## Start
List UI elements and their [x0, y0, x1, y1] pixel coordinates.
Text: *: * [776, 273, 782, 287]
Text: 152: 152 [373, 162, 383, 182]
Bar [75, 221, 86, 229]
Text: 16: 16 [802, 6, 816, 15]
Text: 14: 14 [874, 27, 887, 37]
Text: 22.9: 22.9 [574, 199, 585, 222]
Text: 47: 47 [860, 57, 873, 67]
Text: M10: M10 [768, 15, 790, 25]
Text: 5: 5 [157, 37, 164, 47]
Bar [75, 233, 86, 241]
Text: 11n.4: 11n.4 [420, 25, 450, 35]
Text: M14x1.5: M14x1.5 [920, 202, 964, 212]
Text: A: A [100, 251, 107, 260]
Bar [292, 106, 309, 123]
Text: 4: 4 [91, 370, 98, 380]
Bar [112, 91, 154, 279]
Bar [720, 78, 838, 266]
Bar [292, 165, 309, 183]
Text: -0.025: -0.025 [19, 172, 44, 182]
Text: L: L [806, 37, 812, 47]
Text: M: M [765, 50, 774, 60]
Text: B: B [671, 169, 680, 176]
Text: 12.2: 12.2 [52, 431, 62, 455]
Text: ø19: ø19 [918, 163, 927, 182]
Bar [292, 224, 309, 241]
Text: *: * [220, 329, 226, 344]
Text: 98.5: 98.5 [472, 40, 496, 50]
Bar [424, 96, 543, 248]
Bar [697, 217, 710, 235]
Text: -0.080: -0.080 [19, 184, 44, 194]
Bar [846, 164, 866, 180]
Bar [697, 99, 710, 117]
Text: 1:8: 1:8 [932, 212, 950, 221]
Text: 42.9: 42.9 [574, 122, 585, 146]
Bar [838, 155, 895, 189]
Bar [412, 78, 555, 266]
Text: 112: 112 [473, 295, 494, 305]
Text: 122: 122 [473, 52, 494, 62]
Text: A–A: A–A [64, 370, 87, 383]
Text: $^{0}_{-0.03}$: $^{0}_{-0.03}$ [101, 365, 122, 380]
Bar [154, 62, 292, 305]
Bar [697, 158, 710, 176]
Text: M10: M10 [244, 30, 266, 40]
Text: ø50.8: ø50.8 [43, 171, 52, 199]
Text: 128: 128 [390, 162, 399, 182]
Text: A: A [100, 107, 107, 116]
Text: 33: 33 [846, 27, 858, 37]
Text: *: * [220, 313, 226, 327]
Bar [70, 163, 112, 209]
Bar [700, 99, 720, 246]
## End
What you need to do
Rewrite every line of the material above as a numbered list, omitting any blank lines.

Solved exercise
1. List UI elements and their [x0, y0, x1, y1] pixel coordinates.
2. Text: *: * [776, 273, 782, 287]
3. Text: 152: 152 [373, 162, 383, 182]
4. Bar [75, 221, 86, 229]
5. Text: 16: 16 [802, 6, 816, 15]
6. Text: 14: 14 [874, 27, 887, 37]
7. Text: 22.9: 22.9 [574, 199, 585, 222]
8. Text: 47: 47 [860, 57, 873, 67]
9. Text: M10: M10 [768, 15, 790, 25]
10. Text: 5: 5 [157, 37, 164, 47]
11. Bar [75, 233, 86, 241]
12. Text: 11n.4: 11n.4 [420, 25, 450, 35]
13. Text: M14x1.5: M14x1.5 [920, 202, 964, 212]
14. Text: A: A [100, 251, 107, 260]
15. Bar [292, 106, 309, 123]
16. Text: 4: 4 [91, 370, 98, 380]
17. Bar [112, 91, 154, 279]
18. Bar [720, 78, 838, 266]
19. Bar [292, 165, 309, 183]
20. Text: -0.025: -0.025 [19, 172, 44, 182]
21. Text: L: L [806, 37, 812, 47]
22. Text: M: M [765, 50, 774, 60]
23. Text: B: B [671, 169, 680, 176]
24. Text: 12.2: 12.2 [52, 431, 62, 455]
25. Text: ø19: ø19 [918, 163, 927, 182]
26. Bar [292, 224, 309, 241]
27. Text: *: * [220, 329, 226, 344]
28. Text: 98.5: 98.5 [472, 40, 496, 50]
29. Bar [424, 96, 543, 248]
30. Bar [697, 217, 710, 235]
31. Text: -0.080: -0.080 [19, 184, 44, 194]
32. Bar [846, 164, 866, 180]
33. Bar [697, 99, 710, 117]
34. Text: 1:8: 1:8 [932, 212, 950, 221]
35. Text: 42.9: 42.9 [574, 122, 585, 146]
36. Bar [838, 155, 895, 189]
37. Bar [412, 78, 555, 266]
38. Text: 112: 112 [473, 295, 494, 305]
39. Text: 122: 122 [473, 52, 494, 62]
40. Text: A–A: A–A [64, 370, 87, 383]
41. Text: $^{0}_{-0.03}$: $^{0}_{-0.03}$ [101, 365, 122, 380]
42. Bar [154, 62, 292, 305]
43. Bar [697, 158, 710, 176]
44. Text: M10: M10 [244, 30, 266, 40]
45. Text: ø50.8: ø50.8 [43, 171, 52, 199]
46. Text: 128: 128 [390, 162, 399, 182]
47. Text: A: A [100, 107, 107, 116]
48. Text: 33: 33 [846, 27, 858, 37]
49. Text: *: * [220, 313, 226, 327]
50. Bar [70, 163, 112, 209]
51. Bar [700, 99, 720, 246]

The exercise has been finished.